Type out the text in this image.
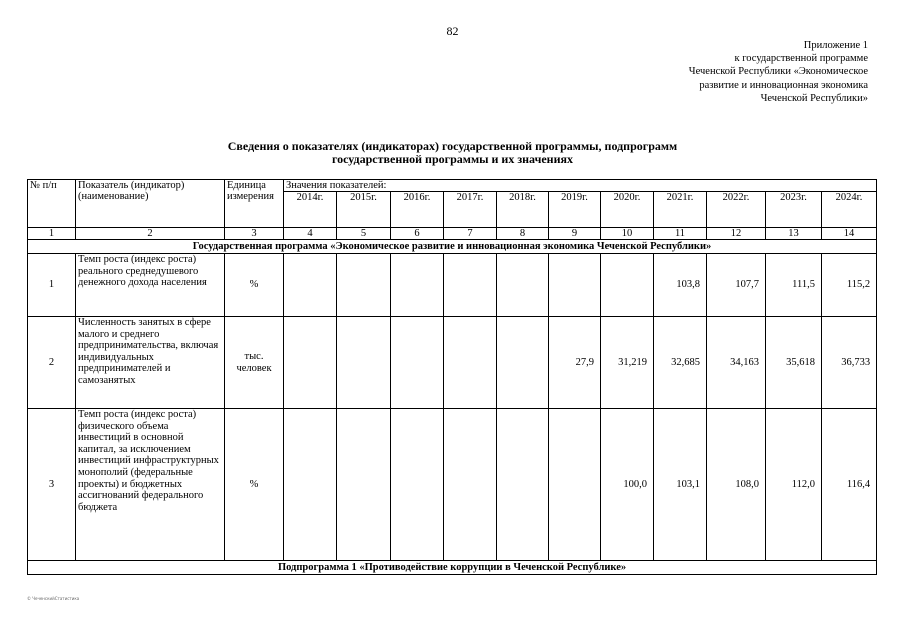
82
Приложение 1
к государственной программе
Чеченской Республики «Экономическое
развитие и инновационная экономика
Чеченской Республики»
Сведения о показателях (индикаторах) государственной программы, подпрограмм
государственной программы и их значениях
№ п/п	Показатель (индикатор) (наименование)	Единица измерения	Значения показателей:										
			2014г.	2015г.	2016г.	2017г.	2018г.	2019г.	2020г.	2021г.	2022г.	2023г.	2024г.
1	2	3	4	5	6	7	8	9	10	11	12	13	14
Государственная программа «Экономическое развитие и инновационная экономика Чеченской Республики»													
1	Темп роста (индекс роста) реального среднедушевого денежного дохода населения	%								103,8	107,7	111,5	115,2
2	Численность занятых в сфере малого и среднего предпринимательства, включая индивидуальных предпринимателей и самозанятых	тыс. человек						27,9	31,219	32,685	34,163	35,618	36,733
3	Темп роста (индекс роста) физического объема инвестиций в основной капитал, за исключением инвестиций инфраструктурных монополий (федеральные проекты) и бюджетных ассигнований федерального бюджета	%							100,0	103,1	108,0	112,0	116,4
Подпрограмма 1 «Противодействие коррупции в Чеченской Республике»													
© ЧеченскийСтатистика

--

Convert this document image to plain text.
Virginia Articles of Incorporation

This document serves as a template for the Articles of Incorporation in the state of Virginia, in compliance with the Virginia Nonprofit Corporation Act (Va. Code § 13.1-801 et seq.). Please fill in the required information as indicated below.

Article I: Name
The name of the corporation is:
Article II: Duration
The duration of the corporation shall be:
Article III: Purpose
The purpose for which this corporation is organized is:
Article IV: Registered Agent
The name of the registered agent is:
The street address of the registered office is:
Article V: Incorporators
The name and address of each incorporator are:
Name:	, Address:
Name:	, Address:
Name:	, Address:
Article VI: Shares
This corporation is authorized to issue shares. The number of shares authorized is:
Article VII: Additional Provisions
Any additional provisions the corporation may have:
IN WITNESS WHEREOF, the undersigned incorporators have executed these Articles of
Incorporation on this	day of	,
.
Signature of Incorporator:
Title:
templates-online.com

--

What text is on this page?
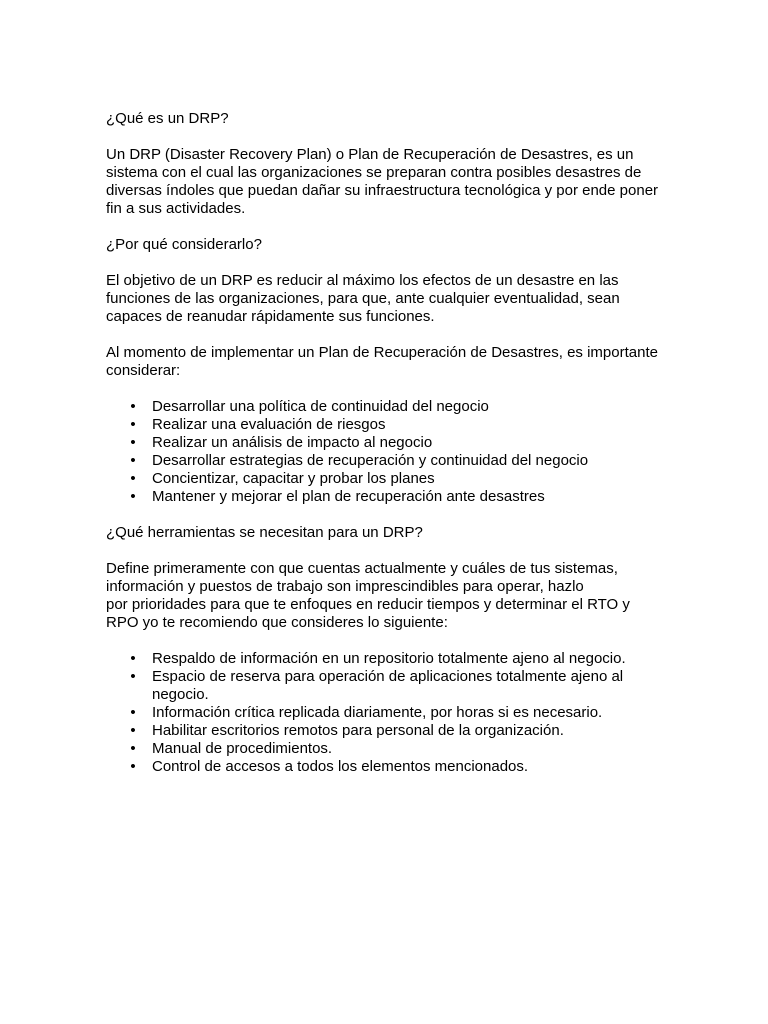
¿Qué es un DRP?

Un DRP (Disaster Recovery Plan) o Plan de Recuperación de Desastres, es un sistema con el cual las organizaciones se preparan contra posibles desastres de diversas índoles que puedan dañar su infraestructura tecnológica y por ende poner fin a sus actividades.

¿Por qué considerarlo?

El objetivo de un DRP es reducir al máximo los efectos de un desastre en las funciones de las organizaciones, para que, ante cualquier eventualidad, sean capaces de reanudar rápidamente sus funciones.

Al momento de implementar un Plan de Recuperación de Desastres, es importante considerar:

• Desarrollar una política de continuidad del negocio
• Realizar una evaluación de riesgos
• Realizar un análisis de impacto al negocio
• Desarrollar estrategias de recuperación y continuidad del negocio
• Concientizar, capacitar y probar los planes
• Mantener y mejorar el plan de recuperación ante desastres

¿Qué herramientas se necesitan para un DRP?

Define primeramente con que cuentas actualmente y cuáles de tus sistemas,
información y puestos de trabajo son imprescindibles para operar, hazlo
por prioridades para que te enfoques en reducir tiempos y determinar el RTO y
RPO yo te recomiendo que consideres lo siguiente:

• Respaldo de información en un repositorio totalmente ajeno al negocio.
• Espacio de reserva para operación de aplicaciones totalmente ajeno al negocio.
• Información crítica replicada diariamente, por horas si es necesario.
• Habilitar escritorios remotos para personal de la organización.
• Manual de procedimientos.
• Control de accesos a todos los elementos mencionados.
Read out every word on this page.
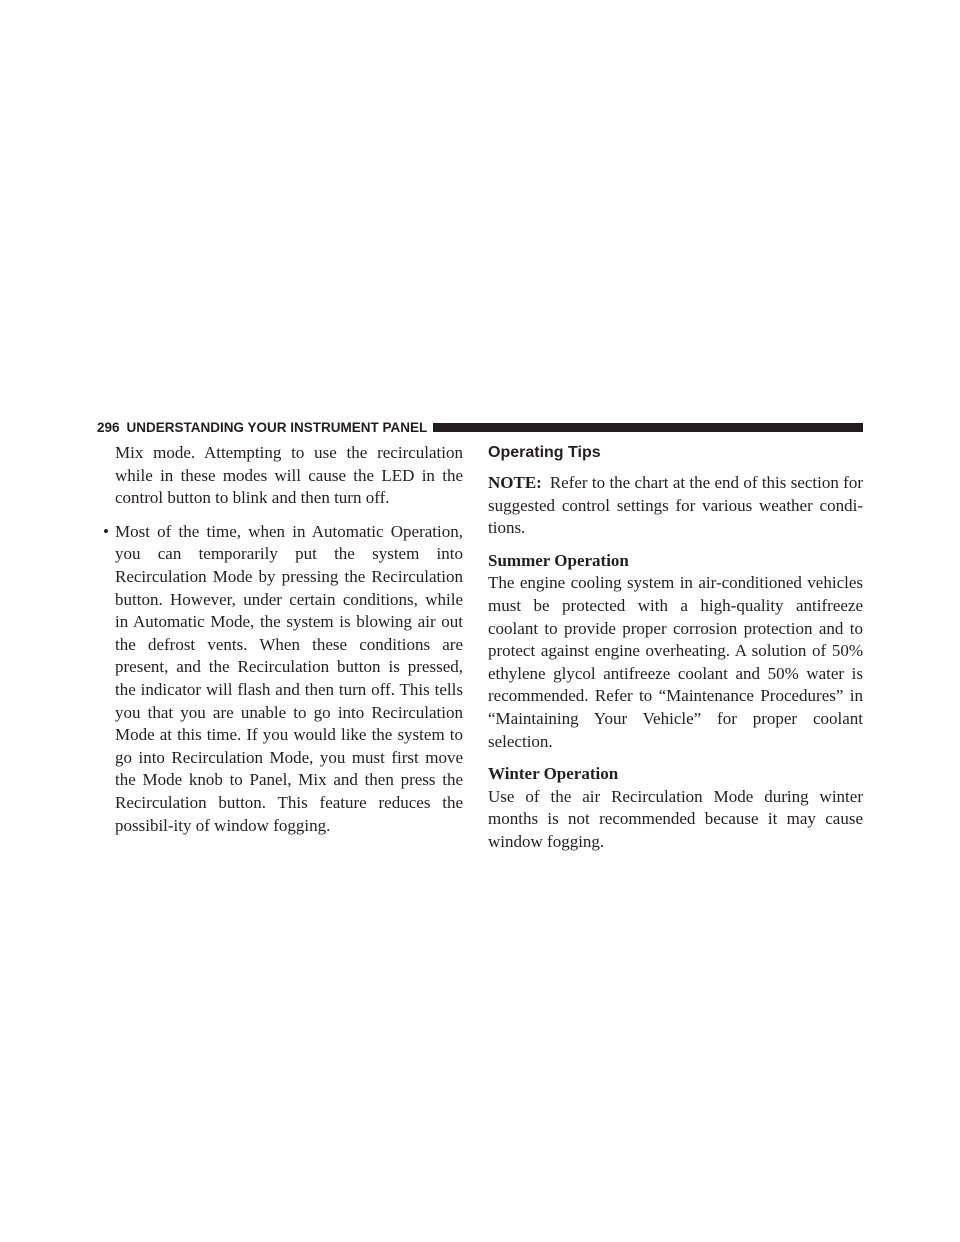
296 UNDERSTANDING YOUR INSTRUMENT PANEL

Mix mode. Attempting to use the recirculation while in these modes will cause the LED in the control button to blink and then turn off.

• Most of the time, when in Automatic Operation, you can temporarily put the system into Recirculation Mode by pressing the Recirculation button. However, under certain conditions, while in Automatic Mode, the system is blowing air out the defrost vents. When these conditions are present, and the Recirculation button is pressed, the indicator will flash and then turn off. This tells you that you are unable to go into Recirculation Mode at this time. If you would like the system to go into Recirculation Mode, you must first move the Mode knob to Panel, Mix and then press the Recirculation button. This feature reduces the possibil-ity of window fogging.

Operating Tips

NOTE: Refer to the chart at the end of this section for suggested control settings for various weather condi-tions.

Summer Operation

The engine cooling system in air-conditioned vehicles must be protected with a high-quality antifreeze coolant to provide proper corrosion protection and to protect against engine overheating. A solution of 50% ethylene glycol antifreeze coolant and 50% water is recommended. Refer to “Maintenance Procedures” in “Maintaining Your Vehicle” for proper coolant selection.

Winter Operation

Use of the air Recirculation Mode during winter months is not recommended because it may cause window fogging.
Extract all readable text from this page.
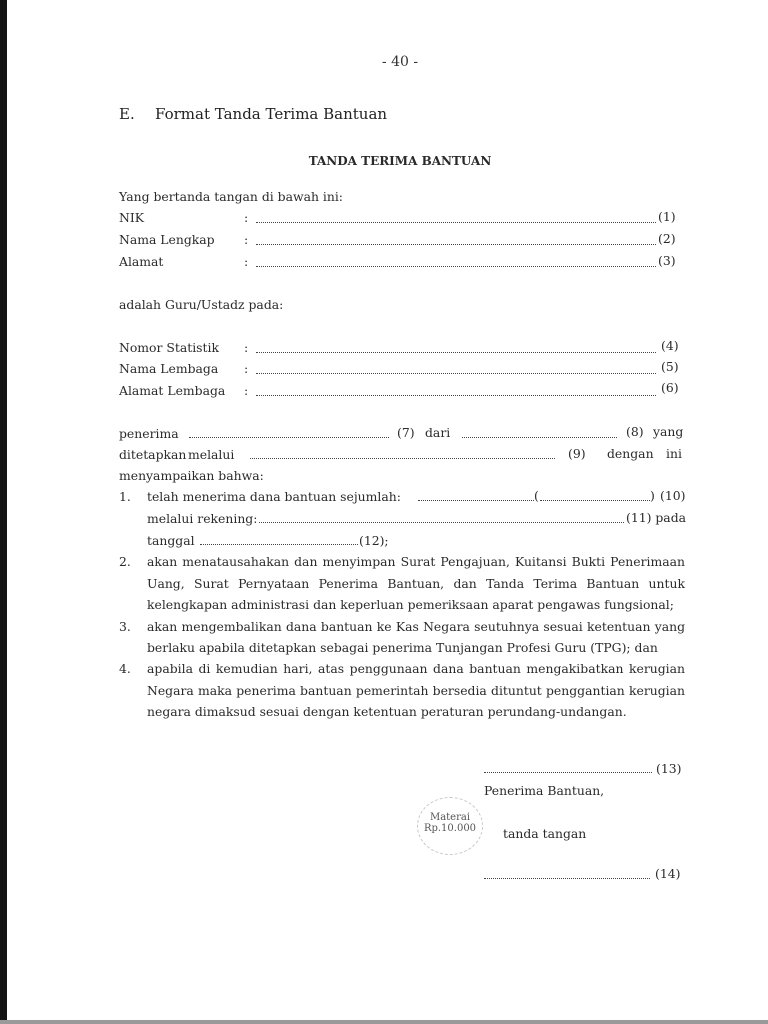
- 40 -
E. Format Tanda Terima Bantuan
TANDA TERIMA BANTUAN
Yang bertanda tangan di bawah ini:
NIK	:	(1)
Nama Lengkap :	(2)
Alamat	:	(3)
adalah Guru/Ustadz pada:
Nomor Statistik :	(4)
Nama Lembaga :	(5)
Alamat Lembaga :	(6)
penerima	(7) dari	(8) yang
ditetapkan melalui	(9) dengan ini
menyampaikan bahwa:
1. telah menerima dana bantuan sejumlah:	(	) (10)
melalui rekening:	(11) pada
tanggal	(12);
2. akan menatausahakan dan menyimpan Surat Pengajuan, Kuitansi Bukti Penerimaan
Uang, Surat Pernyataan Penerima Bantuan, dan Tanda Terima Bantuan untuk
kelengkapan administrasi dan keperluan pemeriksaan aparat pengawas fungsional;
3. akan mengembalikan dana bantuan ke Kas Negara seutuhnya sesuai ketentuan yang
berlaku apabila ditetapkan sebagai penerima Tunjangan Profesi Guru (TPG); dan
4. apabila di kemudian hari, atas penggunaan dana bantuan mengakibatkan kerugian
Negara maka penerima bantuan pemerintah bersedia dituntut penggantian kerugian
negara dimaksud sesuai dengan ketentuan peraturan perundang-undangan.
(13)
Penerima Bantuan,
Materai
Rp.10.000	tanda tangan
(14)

Instruction ▸ Figure out how many lines above include the string "kerugian", then report that number and nothing else.

Right answer ▸ 2